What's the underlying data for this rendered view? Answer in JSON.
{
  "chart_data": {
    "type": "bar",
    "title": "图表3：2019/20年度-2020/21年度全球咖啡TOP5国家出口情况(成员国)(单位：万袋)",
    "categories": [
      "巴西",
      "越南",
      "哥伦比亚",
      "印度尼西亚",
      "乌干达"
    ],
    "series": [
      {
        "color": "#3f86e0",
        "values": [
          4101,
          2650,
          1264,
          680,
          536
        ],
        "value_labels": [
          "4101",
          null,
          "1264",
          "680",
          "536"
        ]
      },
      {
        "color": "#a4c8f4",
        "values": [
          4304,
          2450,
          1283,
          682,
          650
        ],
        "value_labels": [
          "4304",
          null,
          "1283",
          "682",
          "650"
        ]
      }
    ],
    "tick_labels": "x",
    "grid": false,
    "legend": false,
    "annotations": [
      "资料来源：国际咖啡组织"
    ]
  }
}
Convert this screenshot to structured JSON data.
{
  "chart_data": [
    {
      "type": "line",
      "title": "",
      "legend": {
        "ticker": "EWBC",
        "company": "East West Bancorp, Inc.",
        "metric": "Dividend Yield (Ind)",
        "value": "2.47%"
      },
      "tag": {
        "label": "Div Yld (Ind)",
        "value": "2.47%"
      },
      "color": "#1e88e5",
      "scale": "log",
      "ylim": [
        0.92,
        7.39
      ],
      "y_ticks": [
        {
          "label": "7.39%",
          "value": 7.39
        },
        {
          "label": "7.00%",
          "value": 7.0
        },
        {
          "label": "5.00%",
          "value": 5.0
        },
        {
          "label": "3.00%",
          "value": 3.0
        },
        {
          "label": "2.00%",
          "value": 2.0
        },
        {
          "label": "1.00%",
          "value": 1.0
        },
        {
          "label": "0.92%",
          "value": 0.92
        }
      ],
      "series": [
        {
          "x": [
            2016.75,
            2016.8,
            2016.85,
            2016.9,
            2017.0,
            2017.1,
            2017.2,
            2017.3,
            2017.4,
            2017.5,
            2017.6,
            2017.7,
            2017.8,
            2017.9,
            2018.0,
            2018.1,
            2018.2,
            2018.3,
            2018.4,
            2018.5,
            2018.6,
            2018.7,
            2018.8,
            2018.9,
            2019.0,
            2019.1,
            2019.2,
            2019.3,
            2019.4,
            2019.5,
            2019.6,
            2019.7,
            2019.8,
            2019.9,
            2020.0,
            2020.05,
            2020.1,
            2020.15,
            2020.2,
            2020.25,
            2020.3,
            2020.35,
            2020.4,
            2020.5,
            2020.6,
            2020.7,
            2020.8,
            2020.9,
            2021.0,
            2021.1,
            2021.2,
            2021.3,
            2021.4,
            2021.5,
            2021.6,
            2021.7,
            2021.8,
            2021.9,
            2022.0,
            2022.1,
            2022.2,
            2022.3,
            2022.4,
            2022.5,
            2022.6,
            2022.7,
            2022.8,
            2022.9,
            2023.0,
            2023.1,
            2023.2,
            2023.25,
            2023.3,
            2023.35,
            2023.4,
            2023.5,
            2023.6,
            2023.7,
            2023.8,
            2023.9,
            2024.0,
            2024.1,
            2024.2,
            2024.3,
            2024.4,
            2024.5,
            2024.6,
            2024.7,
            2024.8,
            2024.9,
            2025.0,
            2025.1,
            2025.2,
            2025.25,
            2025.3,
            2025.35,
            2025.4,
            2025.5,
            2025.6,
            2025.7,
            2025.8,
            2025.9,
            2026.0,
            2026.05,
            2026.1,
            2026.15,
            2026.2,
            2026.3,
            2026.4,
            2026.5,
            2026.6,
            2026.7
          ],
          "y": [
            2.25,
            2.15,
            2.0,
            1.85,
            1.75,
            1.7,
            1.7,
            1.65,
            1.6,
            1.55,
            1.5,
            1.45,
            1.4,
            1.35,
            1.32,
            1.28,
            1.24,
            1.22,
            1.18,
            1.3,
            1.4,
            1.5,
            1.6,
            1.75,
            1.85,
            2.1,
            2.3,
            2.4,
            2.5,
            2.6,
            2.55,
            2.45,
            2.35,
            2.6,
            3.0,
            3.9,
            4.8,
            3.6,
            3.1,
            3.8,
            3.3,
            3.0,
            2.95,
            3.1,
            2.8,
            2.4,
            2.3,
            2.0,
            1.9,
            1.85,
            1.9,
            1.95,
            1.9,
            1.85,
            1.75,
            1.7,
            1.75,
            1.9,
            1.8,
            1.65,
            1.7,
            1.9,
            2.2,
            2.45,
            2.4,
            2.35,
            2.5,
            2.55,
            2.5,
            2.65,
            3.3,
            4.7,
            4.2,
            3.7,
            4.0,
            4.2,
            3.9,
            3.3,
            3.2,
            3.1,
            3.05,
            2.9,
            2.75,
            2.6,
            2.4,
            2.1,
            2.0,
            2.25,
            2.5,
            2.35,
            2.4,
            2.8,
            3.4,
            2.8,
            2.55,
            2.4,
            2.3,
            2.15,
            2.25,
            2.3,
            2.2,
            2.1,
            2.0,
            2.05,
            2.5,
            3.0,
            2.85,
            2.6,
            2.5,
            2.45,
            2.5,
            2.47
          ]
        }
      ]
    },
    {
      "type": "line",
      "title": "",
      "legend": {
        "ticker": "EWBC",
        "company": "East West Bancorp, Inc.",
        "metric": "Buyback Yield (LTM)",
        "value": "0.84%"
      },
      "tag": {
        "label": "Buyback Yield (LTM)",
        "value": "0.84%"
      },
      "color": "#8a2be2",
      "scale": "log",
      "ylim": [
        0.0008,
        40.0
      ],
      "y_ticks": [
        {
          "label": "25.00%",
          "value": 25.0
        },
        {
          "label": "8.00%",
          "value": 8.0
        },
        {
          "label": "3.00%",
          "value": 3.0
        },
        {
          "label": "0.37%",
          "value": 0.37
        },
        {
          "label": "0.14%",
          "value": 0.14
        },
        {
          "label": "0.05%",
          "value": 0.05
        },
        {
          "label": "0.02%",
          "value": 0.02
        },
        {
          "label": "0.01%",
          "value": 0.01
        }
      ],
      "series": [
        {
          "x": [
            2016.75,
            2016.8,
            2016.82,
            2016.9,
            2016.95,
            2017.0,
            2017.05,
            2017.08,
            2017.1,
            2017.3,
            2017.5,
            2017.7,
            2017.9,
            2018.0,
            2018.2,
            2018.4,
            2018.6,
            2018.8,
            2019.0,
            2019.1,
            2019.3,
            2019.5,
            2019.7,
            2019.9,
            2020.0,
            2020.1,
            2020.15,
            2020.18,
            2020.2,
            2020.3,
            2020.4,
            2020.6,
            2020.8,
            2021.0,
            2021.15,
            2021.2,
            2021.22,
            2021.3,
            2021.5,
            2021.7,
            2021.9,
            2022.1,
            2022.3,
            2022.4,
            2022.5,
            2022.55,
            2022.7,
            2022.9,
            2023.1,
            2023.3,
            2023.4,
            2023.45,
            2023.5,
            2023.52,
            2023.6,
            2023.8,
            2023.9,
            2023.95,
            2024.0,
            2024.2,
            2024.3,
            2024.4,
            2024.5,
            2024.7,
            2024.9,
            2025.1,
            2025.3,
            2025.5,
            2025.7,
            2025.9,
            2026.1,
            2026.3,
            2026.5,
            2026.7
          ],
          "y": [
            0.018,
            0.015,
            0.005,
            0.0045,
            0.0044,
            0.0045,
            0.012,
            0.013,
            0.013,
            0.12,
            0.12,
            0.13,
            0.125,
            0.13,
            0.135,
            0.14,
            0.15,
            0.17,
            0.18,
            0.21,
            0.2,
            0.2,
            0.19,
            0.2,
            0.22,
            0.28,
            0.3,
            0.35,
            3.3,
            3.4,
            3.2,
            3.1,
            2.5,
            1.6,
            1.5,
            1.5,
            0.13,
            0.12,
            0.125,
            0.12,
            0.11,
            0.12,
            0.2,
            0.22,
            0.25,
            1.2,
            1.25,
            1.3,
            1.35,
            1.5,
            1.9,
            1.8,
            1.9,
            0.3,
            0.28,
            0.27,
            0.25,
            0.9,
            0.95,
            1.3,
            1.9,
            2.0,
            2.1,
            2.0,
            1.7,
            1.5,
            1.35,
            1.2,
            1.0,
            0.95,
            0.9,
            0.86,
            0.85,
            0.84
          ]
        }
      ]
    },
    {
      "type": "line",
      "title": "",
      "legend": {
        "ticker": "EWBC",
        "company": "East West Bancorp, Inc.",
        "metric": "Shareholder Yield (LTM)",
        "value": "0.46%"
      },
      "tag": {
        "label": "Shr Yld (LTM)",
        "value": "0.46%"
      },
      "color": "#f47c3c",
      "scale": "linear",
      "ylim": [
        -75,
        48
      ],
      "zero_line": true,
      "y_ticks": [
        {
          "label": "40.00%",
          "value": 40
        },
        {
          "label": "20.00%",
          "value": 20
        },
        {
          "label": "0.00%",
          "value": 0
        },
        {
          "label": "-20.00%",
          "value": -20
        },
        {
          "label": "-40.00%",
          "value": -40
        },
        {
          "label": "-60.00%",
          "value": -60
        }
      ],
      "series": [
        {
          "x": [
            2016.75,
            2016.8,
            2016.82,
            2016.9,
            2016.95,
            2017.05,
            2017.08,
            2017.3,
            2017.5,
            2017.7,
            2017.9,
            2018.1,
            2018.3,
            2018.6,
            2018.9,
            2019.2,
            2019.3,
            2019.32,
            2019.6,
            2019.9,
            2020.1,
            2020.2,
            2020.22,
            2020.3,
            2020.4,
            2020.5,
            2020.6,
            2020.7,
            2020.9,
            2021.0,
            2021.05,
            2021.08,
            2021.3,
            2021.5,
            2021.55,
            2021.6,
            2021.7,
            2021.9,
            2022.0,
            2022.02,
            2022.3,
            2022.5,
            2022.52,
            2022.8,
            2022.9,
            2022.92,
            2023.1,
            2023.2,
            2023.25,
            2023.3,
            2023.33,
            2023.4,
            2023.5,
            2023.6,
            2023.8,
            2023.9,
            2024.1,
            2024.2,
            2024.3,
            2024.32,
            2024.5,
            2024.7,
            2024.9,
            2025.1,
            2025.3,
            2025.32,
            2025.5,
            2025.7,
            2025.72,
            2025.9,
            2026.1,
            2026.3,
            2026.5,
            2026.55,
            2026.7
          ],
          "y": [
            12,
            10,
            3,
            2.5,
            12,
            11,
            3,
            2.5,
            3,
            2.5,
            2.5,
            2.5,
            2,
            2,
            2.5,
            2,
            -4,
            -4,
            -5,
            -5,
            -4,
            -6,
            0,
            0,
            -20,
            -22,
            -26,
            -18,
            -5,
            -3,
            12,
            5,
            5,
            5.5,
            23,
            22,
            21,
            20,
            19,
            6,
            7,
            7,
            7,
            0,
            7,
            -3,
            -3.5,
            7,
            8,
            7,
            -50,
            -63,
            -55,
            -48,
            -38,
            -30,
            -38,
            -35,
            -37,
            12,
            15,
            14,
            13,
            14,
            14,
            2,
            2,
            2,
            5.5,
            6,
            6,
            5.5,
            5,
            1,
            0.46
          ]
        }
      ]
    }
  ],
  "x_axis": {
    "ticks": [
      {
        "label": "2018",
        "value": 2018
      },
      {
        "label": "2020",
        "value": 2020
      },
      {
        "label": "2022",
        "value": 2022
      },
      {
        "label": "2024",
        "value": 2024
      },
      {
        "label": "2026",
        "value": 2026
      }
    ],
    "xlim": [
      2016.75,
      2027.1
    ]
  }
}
────────────────────
TASK DESCRIPTION | Copy all the lines above that hold the string "metric".

EXERCISE OUTPUT |
        "metric": "Dividend Yield (Ind)",
        "metric": "Buyback Yield (LTM)",
        "metric": "Shareholder Yield (LTM)",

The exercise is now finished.